DESCRIPTION OF THE TASK>
In the records below, tally every line containing "только". Report only the total.

EXTRACTED ENTRIES>
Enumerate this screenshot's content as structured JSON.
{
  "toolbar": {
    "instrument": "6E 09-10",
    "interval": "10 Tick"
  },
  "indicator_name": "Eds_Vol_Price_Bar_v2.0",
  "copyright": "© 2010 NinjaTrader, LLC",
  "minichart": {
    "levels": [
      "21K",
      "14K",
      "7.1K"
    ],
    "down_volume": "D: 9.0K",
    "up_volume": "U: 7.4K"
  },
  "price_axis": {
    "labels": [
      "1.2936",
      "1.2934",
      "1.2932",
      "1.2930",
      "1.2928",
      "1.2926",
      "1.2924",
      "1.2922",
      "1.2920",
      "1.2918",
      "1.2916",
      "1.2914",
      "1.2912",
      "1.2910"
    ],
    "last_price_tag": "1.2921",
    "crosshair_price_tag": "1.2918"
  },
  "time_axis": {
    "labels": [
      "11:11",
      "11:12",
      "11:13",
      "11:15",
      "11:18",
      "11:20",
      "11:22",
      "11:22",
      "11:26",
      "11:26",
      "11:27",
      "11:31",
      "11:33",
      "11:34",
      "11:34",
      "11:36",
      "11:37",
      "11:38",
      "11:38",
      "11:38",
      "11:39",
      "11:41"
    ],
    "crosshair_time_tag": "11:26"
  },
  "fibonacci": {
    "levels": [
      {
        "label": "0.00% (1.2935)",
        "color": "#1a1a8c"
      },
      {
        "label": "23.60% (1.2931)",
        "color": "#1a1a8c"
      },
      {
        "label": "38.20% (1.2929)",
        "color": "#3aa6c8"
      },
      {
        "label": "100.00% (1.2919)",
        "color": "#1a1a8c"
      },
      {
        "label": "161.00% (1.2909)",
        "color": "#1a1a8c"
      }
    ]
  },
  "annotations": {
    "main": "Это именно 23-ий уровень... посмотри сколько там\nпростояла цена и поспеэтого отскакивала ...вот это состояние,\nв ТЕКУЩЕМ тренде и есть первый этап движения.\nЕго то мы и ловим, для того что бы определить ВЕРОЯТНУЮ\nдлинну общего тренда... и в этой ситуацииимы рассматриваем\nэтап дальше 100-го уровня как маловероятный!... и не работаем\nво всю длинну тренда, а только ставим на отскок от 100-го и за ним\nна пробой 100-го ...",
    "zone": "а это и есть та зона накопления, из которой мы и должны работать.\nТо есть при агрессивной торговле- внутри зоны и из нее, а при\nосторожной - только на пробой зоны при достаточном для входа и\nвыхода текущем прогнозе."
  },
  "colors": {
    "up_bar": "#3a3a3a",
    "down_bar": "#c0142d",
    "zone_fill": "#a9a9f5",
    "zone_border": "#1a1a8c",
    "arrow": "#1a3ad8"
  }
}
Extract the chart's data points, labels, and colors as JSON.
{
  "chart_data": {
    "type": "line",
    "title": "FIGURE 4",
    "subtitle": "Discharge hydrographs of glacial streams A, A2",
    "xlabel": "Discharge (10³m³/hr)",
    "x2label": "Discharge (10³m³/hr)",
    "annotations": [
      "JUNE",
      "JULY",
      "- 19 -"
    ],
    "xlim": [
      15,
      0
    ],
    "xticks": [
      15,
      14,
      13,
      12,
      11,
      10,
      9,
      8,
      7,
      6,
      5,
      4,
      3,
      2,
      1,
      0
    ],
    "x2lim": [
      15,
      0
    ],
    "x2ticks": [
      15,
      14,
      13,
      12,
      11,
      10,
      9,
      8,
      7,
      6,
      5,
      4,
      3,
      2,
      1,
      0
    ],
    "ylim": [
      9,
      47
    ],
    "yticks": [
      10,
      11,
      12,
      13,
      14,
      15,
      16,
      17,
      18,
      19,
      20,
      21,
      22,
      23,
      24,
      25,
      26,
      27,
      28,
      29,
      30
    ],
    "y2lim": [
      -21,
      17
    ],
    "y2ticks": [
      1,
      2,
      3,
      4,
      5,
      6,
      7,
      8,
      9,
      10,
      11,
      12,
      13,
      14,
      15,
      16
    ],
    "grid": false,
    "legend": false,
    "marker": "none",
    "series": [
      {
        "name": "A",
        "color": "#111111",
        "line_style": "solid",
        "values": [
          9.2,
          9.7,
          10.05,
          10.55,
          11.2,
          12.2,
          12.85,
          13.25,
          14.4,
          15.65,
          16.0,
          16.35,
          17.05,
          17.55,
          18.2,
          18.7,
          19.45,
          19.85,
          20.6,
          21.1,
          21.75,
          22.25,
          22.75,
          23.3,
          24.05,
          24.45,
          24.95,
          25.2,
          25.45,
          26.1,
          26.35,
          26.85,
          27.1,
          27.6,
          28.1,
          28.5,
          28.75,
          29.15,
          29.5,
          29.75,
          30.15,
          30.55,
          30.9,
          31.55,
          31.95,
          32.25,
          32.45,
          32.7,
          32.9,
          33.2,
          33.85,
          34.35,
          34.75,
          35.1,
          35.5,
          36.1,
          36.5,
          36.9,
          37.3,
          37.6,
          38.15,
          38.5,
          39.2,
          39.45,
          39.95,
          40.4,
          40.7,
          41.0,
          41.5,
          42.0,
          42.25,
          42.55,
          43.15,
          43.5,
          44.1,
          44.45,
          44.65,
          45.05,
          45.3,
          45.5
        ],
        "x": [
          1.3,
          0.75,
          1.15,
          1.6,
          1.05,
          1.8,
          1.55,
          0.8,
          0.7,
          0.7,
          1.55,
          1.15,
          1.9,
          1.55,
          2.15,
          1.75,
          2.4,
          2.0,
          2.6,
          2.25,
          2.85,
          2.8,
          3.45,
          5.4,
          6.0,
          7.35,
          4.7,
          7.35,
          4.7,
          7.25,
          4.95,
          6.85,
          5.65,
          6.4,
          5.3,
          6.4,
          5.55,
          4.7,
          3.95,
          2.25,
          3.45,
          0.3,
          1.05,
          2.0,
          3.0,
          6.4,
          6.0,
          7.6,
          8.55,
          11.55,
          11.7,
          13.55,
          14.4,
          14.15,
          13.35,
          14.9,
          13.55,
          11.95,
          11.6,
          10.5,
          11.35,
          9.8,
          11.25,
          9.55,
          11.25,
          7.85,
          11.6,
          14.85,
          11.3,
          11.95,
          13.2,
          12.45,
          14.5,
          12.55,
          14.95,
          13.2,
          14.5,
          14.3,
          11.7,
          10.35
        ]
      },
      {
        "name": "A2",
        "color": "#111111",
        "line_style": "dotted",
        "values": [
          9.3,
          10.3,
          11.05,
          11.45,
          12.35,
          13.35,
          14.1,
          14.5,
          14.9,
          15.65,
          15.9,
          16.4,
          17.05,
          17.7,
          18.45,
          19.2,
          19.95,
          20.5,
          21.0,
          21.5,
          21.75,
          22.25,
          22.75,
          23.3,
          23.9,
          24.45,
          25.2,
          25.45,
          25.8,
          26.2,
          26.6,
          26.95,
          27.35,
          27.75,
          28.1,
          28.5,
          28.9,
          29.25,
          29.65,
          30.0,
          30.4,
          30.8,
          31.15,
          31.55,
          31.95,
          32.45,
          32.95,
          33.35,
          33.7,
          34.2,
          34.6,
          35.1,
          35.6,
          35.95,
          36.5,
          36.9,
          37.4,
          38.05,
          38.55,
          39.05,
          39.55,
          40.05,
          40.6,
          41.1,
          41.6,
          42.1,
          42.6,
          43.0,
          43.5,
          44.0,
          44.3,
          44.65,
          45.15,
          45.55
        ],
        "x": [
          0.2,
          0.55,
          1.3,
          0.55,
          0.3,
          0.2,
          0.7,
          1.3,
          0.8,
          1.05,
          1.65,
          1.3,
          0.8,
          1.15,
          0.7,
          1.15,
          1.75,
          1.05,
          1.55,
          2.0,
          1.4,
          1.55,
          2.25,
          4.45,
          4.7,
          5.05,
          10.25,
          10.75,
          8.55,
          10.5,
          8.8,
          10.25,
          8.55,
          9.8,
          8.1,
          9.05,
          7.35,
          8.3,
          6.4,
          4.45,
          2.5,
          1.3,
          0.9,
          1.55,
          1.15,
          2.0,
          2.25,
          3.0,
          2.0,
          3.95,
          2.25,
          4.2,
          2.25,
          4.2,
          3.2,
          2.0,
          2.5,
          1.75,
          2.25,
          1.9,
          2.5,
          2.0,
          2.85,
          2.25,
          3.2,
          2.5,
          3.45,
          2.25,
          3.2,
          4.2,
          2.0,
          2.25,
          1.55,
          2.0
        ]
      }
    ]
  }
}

TASK RESULT>
2